> PROBLEM TO WORK ON
Return all of the data exactly as given.

··· THE RECORDS ···

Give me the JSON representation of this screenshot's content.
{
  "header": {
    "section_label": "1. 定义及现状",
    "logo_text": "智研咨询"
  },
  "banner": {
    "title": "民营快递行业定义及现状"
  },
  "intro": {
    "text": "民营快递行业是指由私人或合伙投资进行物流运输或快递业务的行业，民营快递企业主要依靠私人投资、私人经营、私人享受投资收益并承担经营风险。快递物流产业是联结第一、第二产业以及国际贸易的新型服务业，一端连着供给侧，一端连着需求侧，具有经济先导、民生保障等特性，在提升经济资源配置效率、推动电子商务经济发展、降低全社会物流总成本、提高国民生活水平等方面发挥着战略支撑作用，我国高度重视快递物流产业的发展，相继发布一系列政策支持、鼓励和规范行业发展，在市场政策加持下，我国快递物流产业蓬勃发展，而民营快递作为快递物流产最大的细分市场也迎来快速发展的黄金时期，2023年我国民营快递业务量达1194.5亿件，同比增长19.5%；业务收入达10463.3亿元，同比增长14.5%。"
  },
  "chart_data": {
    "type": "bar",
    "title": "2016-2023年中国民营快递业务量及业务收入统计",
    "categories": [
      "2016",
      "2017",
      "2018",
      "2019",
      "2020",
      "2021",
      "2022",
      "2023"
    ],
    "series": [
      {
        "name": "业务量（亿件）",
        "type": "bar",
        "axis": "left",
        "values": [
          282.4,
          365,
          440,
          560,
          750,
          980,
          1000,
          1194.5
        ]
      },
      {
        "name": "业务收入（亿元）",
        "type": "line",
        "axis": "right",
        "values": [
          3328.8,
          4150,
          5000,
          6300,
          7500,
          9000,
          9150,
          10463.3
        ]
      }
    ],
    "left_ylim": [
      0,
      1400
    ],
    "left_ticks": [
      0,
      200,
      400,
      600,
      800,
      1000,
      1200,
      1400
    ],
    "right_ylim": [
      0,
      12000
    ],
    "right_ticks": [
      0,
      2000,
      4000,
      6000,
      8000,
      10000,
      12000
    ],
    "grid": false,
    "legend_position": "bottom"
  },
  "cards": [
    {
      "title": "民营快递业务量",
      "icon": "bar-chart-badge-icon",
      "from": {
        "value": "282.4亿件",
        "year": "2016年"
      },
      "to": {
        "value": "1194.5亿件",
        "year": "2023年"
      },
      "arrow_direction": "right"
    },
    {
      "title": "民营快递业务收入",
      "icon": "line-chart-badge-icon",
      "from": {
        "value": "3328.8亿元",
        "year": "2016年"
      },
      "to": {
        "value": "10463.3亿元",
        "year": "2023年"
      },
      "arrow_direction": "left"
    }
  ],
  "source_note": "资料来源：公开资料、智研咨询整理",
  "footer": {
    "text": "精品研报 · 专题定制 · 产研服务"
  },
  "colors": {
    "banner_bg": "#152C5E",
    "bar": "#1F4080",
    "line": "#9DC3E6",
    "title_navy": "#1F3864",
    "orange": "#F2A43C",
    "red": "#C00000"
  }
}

···

> SOLUTION FOR THIS EXERCISE
Give me the JSON representation of this screenshot's content.
{
  "header": {
    "section_label": "1. 定义及现状",
    "logo_text": "智研咨询"
  },
  "banner": {
    "title": "民营快递行业定义及现状"
  },
  "intro": {
    "text": "民营快递行业是指由私人或合伙投资进行物流运输或快递业务的行业，民营快递企业主要依靠私人投资、私人经营、私人享受投资收益并承担经营风险。快递物流产业是联结第一、第二产业以及国际贸易的新型服务业，一端连着供给侧，一端连着需求侧，具有经济先导、民生保障等特性，在提升经济资源配置效率、推动电子商务经济发展、降低全社会物流总成本、提高国民生活水平等方面发挥着战略支撑作用，我国高度重视快递物流产业的发展，相继发布一系列政策支持、鼓励和规范行业发展，在市场政策加持下，我国快递物流产业蓬勃发展，而民营快递作为快递物流产最大的细分市场也迎来快速发展的黄金时期，2023年我国民营快递业务量达1194.5亿件，同比增长19.5%；业务收入达10463.3亿元，同比增长14.5%。"
  },
  "chart_data": {
    "type": "bar",
    "title": "2016-2023年中国民营快递业务量及业务收入统计",
    "categories": [
      "2016",
      "2017",
      "2018",
      "2019",
      "2020",
      "2021",
      "2022",
      "2023"
    ],
    "series": [
      {
        "name": "业务量（亿件）",
        "type": "bar",
        "axis": "left",
        "values": [
          282.4,
          365,
          440,
          560,
          750,
          980,
          1000,
          1194.5
        ]
      },
      {
        "name": "业务收入（亿元）",
        "type": "line",
        "axis": "right",
        "values": [
          3328.8,
          4150,
          5000,
          6300,
          7500,
          9000,
          9150,
          10463.3
        ]
      }
    ],
    "left_ylim": [
      0,
      1400
    ],
    "left_ticks": [
      0,
      200,
      400,
      600,
      800,
      1000,
      1200,
      1400
    ],
    "right_ylim": [
      0,
      12000
    ],
    "right_ticks": [
      0,
      2000,
      4000,
      6000,
      8000,
      10000,
      12000
    ],
    "grid": false,
    "legend_position": "bottom"
  },
  "cards": [
    {
      "title": "民营快递业务量",
      "icon": "bar-chart-badge-icon",
      "from": {
        "value": "282.4亿件",
        "year": "2016年"
      },
      "to": {
        "value": "1194.5亿件",
        "year": "2023年"
      },
      "arrow_direction": "right"
    },
    {
      "title": "民营快递业务收入",
      "icon": "line-chart-badge-icon",
      "from": {
        "value": "3328.8亿元",
        "year": "2016年"
      },
      "to": {
        "value": "10463.3亿元",
        "year": "2023年"
      },
      "arrow_direction": "left"
    }
  ],
  "source_note": "资料来源：公开资料、智研咨询整理",
  "footer": {
    "text": "精品研报 · 专题定制 · 产研服务"
  },
  "colors": {
    "banner_bg": "#152C5E",
    "bar": "#1F4080",
    "line": "#9DC3E6",
    "title_navy": "#1F3864",
    "orange": "#F2A43C",
    "red": "#C00000"
  }
}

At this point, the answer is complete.